TASK DETAILS:
Repeat the full listing below verbatim and keep the images out.

INPUT FOR THIS TASK:
=====
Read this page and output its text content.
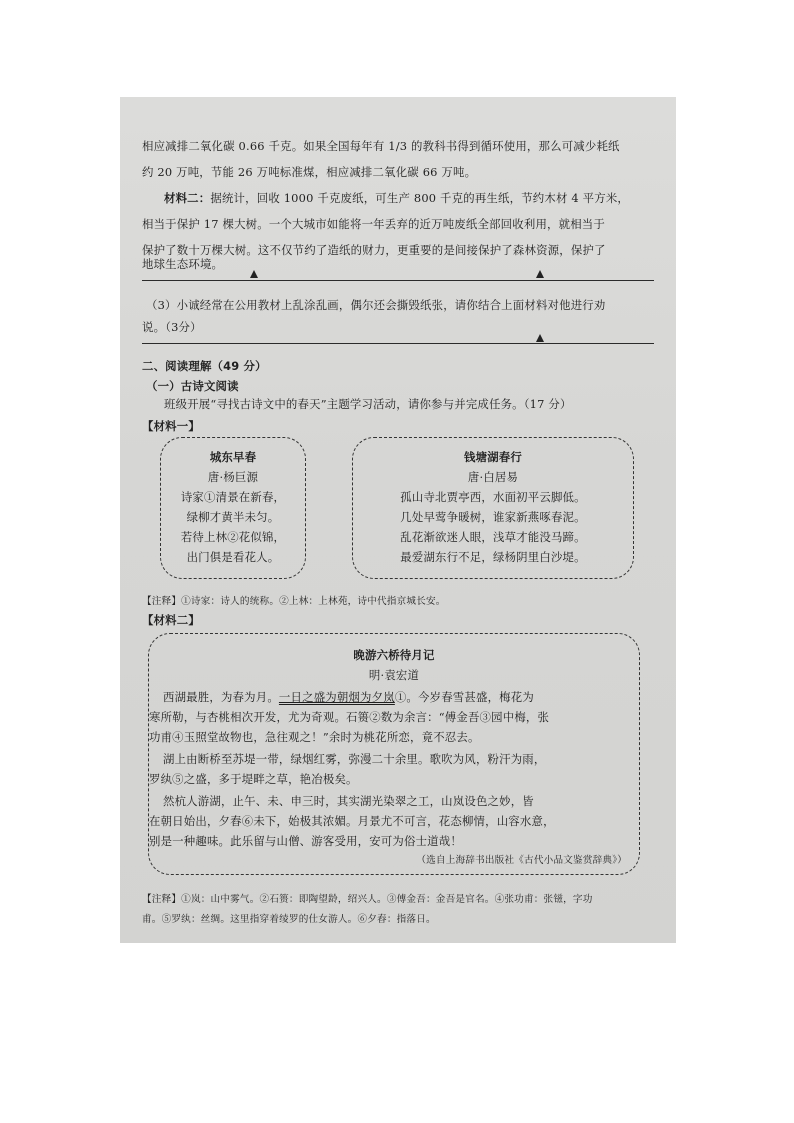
相应减排二氧化碳 0.66 千克。如果全国每年有 1/3 的教科书得到循环使用，那么可减少耗纸
约 20 万吨，节能 26 万吨标准煤，相应减排二氧化碳 66 万吨。
材料二：据统计，回收 1000 千克废纸，可生产 800 千克的再生纸，节约木材 4 平方米，
相当于保护 17 棵大树。一个大城市如能将一年丢弃的近万吨废纸全部回收利用，就相当于
保护了数十万棵大树。这不仅节约了造纸的财力，更重要的是间接保护了森林资源，保护了
地球生态环境。
（3）小诚经常在公用教材上乱涂乱画，偶尔还会撕毁纸张，请你结合上面材料对他进行劝
说。（3分）
二、阅读理解（49 分）
（一）古诗文阅读
班级开展“寻找古诗文中的春天”主题学习活动，请你参与并完成任务。（17 分）
【材料一】
城东早春
唐·杨巨源
诗家①清景在新春，
绿柳才黄半未匀。
若待上林②花似锦，
出门俱是看花人。
钱塘湖春行
唐·白居易
孤山寺北贾亭西，水面初平云脚低。
几处早莺争暖树，谁家新燕啄春泥。
乱花渐欲迷人眼，浅草才能没马蹄。
最爱湖东行不足，绿杨阴里白沙堤。
【注释】①诗家：诗人的统称。②上林：上林苑，诗中代指京城长安。
【材料二】
晚游六桥待月记
明·袁宏道
西湖最胜，为春为月。一日之盛为朝烟为夕岚①。今岁春雪甚盛，梅花为
寒所勒，与杏桃相次开发，尤为奇观。石篑②数为余言：“傅金吾③园中梅，张
功甫④玉照堂故物也，急往观之！”余时为桃花所恋，竟不忍去。
湖上由断桥至苏堤一带，绿烟红雾，弥漫二十余里。歌吹为风，粉汗为雨，
罗纨⑤之盛，多于堤畔之草，艳冶极矣。
然杭人游湖，止午、未、申三时，其实湖光染翠之工，山岚设色之妙，皆
在朝日始出，夕舂⑥未下，始极其浓媚。月景尤不可言，花态柳情，山容水意，
别是一种趣味。此乐留与山僧、游客受用，安可为俗士道哉！
（选自上海辞书出版社《古代小品文鉴赏辞典》）
【注释】①岚：山中雾气。②石篑：即陶望龄，绍兴人。③傅金吾：金吾是官名。④张功甫：张镃，字功
甫。⑤罗纨：丝绸。这里指穿着绫罗的仕女游人。⑥夕舂：指落日。
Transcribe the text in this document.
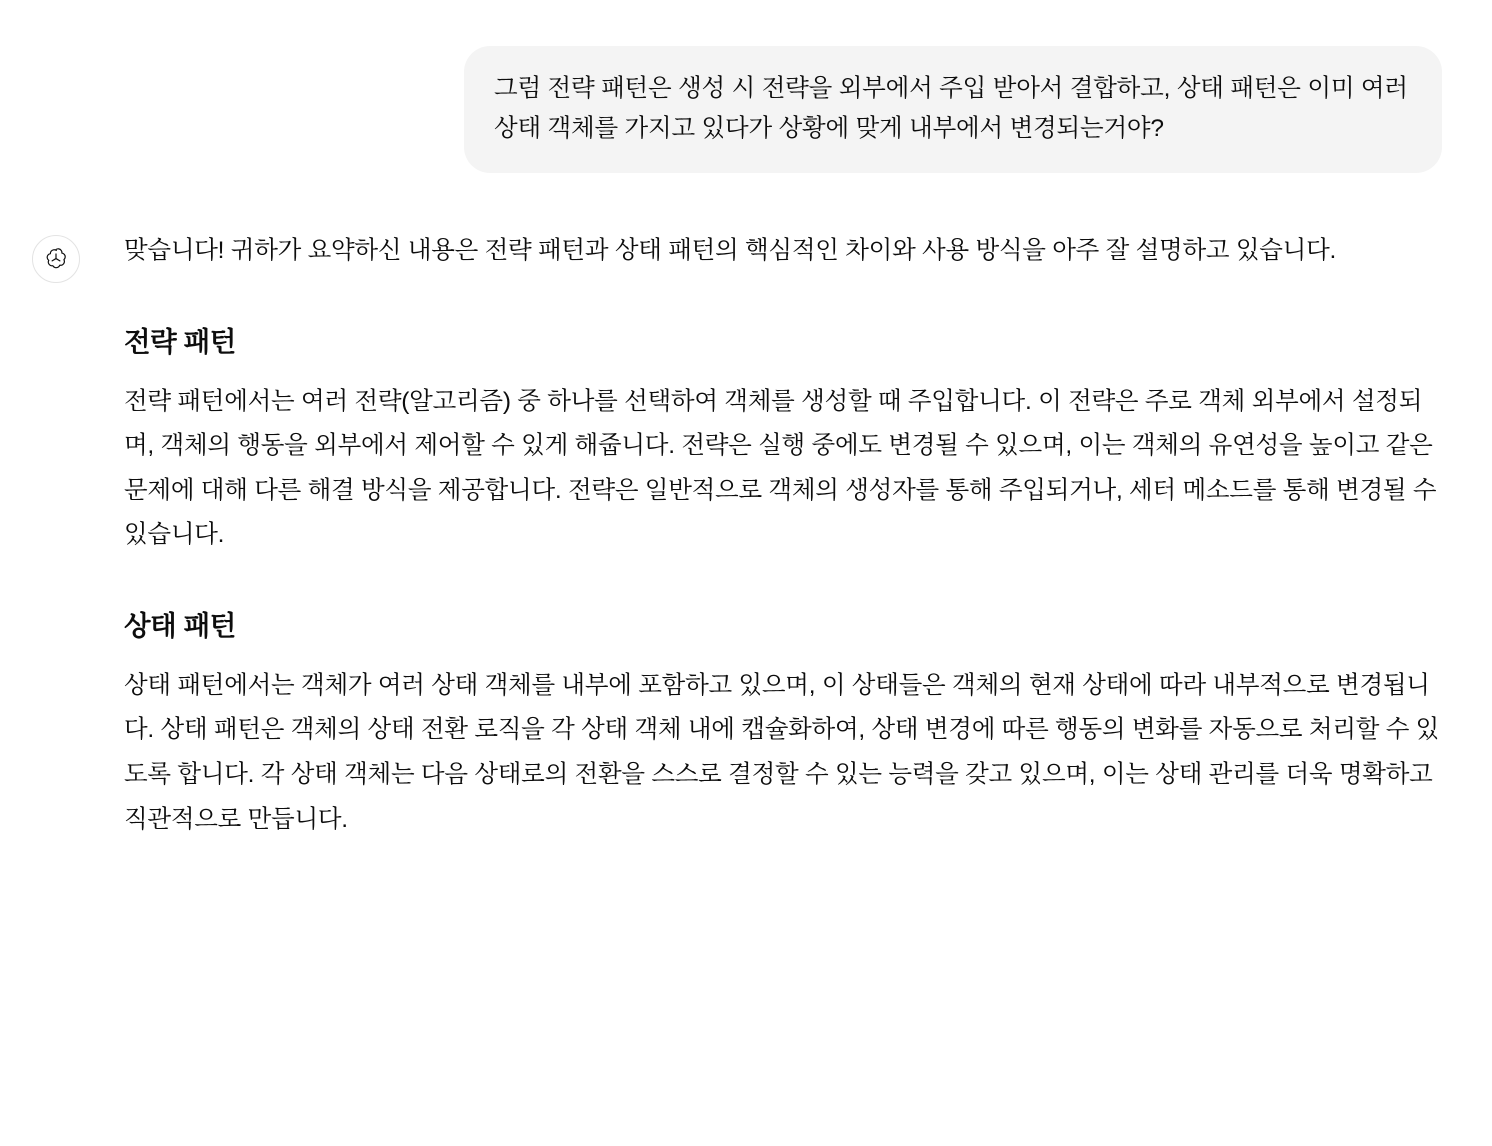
그럼 전략 패턴은 생성 시 전략을 외부에서 주입 받아서 결합하고, 상태 패턴은 이미 여러 상태 객체를 가지고 있다가 상황에 맞게 내부에서 변경되는거야?

맞습니다! 귀하가 요약하신 내용은 전략 패턴과 상태 패턴의 핵심적인 차이와 사용 방식을 아주 잘 설명하고 있습니다.

전략 패턴

전략 패턴에서는 여러 전략(알고리즘) 중 하나를 선택하여 객체를 생성할 때 주입합니다. 이 전략은 주로 객체 외부에서 설정되며, 객체의 행동을 외부에서 제어할 수 있게 해줍니다. 전략은 실행 중에도 변경될 수 있으며, 이는 객체의 유연성을 높이고 같은 문제에 대해 다른 해결 방식을 제공합니다. 전략은 일반적으로 객체의 생성자를 통해 주입되거나, 세터 메소드를 통해 변경될 수 있습니다.

상태 패턴

상태 패턴에서는 객체가 여러 상태 객체를 내부에 포함하고 있으며, 이 상태들은 객체의 현재 상태에 따라 내부적으로 변경됩니다. 상태 패턴은 객체의 상태 전환 로직을 각 상태 객체 내에 캡슐화하여, 상태 변경에 따른 행동의 변화를 자동으로 처리할 수 있도록 합니다. 각 상태 객체는 다음 상태로의 전환을 스스로 결정할 수 있는 능력을 갖고 있으며, 이는 상태 관리를 더욱 명확하고 직관적으로 만듭니다.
=====
OUTPUT FOR THIS TASK:
Read this page and output its text content.
相应减排二氧化碳 0.66 千克。如果全国每年有 1/3 的教科书得到循环使用，那么可减少耗纸
约 20 万吨，节能 26 万吨标准煤，相应减排二氧化碳 66 万吨。
材料二：据统计，回收 1000 千克废纸，可生产 800 千克的再生纸，节约木材 4 平方米，
相当于保护 17 棵大树。一个大城市如能将一年丢弃的近万吨废纸全部回收利用，就相当于
保护了数十万棵大树。这不仅节约了造纸的财力，更重要的是间接保护了森林资源，保护了
地球生态环境。
（3）小诚经常在公用教材上乱涂乱画，偶尔还会撕毁纸张，请你结合上面材料对他进行劝
说。（3分）
二、阅读理解（49 分）
（一）古诗文阅读
班级开展“寻找古诗文中的春天”主题学习活动，请你参与并完成任务。（17 分）
【材料一】
城东早春
唐·杨巨源
诗家①清景在新春，
绿柳才黄半未匀。
若待上林②花似锦，
出门俱是看花人。
钱塘湖春行
唐·白居易
孤山寺北贾亭西，水面初平云脚低。
几处早莺争暖树，谁家新燕啄春泥。
乱花渐欲迷人眼，浅草才能没马蹄。
最爱湖东行不足，绿杨阴里白沙堤。
【注释】①诗家：诗人的统称。②上林：上林苑，诗中代指京城长安。
【材料二】
晚游六桥待月记
明·袁宏道
西湖最胜，为春为月。一日之盛为朝烟为夕岚①。今岁春雪甚盛，梅花为
寒所勒，与杏桃相次开发，尤为奇观。石篑②数为余言：“傅金吾③园中梅，张
功甫④玉照堂故物也，急往观之！”余时为桃花所恋，竟不忍去。
湖上由断桥至苏堤一带，绿烟红雾，弥漫二十余里。歌吹为风，粉汗为雨，
罗纨⑤之盛，多于堤畔之草，艳冶极矣。
然杭人游湖，止午、未、申三时，其实湖光染翠之工，山岚设色之妙，皆
在朝日始出，夕舂⑥未下，始极其浓媚。月景尤不可言，花态柳情，山容水意，
别是一种趣味。此乐留与山僧、游客受用，安可为俗士道哉！
（选自上海辞书出版社《古代小品文鉴赏辞典》）
【注释】①岚：山中雾气。②石篑：即陶望龄，绍兴人。③傅金吾：金吾是官名。④张功甫：张镃，字功
甫。⑤罗纨：丝绸。这里指穿着绫罗的仕女游人。⑥夕舂：指落日。
Transcribe the text in this document.
그럼 전략 패턴은 생성 시 전략을 외부에서 주입 받아서 결합하고, 상태 패턴은 이미 여러 상태 객체를 가지고 있다가 상황에 맞게 내부에서 변경되는거야?

맞습니다! 귀하가 요약하신 내용은 전략 패턴과 상태 패턴의 핵심적인 차이와 사용 방식을 아주 잘 설명하고 있습니다.

전략 패턴

전략 패턴에서는 여러 전략(알고리즘) 중 하나를 선택하여 객체를 생성할 때 주입합니다. 이 전략은 주로 객체 외부에서 설정되며, 객체의 행동을 외부에서 제어할 수 있게 해줍니다. 전략은 실행 중에도 변경될 수 있으며, 이는 객체의 유연성을 높이고 같은 문제에 대해 다른 해결 방식을 제공합니다. 전략은 일반적으로 객체의 생성자를 통해 주입되거나, 세터 메소드를 통해 변경될 수 있습니다.

상태 패턴

상태 패턴에서는 객체가 여러 상태 객체를 내부에 포함하고 있으며, 이 상태들은 객체의 현재 상태에 따라 내부적으로 변경됩니다. 상태 패턴은 객체의 상태 전환 로직을 각 상태 객체 내에 캡슐화하여, 상태 변경에 따른 행동의 변화를 자동으로 처리할 수 있도록 합니다. 각 상태 객체는 다음 상태로의 전환을 스스로 결정할 수 있는 능력을 갖고 있으며, 이는 상태 관리를 더욱 명확하고 직관적으로 만듭니다.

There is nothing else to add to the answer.